WORK TO COMPLETE:
Only the number is wanted: how many lines of these entries contain the word "document"?

(Records)

-------------------------

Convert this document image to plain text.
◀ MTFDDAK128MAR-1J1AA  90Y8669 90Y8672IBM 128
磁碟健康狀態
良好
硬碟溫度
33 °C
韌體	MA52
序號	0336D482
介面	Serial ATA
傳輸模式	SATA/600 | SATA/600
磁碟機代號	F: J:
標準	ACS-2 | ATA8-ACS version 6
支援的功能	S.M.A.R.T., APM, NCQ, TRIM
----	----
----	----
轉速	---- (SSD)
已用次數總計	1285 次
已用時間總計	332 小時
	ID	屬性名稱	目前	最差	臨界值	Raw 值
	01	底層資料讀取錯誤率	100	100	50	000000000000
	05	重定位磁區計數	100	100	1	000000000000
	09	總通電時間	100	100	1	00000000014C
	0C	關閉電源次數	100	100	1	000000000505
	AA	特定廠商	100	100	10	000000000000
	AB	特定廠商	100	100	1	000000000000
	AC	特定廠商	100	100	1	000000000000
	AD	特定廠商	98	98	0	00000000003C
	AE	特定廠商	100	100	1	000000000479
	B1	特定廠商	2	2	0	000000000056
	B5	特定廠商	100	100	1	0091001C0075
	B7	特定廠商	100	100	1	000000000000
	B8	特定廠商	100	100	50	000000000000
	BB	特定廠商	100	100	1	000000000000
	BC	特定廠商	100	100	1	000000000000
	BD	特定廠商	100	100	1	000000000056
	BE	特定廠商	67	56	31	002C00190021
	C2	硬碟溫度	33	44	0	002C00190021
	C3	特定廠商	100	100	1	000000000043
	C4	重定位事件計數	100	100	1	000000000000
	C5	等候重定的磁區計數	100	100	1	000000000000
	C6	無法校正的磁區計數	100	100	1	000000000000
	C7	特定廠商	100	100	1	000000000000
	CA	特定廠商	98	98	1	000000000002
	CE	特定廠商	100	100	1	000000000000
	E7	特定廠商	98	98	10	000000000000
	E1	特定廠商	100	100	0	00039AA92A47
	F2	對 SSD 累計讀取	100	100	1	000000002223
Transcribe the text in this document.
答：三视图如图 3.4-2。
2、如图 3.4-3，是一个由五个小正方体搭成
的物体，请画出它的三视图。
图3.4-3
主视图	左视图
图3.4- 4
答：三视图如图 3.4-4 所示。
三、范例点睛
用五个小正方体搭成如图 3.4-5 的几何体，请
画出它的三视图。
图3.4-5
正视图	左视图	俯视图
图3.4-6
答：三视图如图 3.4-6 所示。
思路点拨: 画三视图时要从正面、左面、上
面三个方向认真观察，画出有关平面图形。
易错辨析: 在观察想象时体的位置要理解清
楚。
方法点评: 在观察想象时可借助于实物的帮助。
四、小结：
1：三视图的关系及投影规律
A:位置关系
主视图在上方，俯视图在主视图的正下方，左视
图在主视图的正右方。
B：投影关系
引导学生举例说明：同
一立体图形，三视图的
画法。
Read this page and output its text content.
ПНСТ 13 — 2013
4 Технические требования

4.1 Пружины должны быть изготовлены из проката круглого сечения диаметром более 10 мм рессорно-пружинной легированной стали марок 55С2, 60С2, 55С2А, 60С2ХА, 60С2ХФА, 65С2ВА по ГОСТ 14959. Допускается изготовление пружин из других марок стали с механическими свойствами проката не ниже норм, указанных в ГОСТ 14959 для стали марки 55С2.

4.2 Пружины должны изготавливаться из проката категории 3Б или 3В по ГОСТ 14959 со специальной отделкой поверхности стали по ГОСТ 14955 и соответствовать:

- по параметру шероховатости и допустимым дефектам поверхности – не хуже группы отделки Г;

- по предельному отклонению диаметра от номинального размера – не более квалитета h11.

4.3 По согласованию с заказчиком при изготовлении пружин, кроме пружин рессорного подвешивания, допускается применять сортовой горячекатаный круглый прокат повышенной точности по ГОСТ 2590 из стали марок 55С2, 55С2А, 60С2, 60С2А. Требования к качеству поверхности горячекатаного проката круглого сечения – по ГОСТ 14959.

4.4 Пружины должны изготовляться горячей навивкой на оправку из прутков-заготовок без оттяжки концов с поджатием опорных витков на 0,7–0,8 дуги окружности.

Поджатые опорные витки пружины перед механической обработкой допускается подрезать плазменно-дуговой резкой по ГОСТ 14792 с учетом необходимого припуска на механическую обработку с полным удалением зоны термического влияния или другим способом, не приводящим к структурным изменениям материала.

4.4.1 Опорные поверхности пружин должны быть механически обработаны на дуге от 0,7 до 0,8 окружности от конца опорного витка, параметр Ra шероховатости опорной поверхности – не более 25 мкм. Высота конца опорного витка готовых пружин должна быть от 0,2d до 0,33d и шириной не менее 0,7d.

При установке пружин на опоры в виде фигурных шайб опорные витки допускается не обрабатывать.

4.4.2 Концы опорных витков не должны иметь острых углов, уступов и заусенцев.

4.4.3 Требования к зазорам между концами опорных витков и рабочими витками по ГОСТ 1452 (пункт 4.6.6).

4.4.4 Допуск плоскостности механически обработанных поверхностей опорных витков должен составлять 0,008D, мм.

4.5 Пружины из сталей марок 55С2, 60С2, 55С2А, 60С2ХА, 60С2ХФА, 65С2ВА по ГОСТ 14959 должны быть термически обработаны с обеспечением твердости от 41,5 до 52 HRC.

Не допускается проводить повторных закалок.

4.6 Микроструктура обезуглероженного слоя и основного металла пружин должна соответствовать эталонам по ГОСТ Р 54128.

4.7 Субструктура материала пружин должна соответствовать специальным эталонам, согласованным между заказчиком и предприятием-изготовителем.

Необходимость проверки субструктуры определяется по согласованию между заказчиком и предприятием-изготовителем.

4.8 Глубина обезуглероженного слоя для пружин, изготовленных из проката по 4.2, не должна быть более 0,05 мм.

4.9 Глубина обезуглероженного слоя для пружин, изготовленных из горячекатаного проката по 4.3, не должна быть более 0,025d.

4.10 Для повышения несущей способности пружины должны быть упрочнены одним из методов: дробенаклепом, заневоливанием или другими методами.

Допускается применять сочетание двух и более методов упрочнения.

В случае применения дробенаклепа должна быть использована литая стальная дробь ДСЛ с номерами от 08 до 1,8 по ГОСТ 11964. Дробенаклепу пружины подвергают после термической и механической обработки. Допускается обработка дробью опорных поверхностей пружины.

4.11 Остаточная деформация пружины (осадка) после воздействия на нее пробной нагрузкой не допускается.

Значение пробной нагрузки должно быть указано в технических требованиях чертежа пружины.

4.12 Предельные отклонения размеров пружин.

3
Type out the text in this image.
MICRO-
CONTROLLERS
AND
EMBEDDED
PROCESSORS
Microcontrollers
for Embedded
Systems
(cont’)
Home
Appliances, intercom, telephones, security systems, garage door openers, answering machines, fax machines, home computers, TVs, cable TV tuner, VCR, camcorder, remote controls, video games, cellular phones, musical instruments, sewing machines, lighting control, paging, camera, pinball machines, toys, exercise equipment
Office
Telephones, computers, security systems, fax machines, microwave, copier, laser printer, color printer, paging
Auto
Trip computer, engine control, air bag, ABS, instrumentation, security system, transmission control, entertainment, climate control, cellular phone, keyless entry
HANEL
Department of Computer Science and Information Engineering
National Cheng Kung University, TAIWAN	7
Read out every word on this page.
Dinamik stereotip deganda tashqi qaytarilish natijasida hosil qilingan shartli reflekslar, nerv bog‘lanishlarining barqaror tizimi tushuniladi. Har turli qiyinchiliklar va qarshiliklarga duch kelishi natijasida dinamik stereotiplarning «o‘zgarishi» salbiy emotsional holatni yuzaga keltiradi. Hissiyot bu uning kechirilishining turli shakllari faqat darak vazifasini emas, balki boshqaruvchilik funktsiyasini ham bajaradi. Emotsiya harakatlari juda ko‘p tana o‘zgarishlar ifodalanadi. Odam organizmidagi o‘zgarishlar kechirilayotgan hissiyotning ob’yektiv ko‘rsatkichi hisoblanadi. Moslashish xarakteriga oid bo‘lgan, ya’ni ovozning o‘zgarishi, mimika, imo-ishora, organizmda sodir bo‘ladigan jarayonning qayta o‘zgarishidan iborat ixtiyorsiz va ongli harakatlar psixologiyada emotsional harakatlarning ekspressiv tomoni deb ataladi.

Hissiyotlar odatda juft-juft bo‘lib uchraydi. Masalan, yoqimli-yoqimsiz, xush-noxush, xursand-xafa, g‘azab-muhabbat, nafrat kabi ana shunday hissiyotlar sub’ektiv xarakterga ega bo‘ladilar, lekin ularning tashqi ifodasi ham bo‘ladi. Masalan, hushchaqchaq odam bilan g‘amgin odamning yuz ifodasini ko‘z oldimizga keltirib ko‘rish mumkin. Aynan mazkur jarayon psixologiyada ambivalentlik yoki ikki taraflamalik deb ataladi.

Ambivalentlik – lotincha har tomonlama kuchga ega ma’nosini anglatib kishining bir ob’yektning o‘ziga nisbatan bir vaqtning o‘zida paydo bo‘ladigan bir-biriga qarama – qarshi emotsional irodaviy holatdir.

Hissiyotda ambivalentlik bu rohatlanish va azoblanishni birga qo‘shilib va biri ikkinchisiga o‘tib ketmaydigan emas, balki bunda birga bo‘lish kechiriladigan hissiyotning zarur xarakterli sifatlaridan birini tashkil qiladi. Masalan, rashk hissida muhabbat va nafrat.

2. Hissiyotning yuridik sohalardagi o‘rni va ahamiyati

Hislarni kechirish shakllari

-------------------------

COMPLETE OUTPUT:
2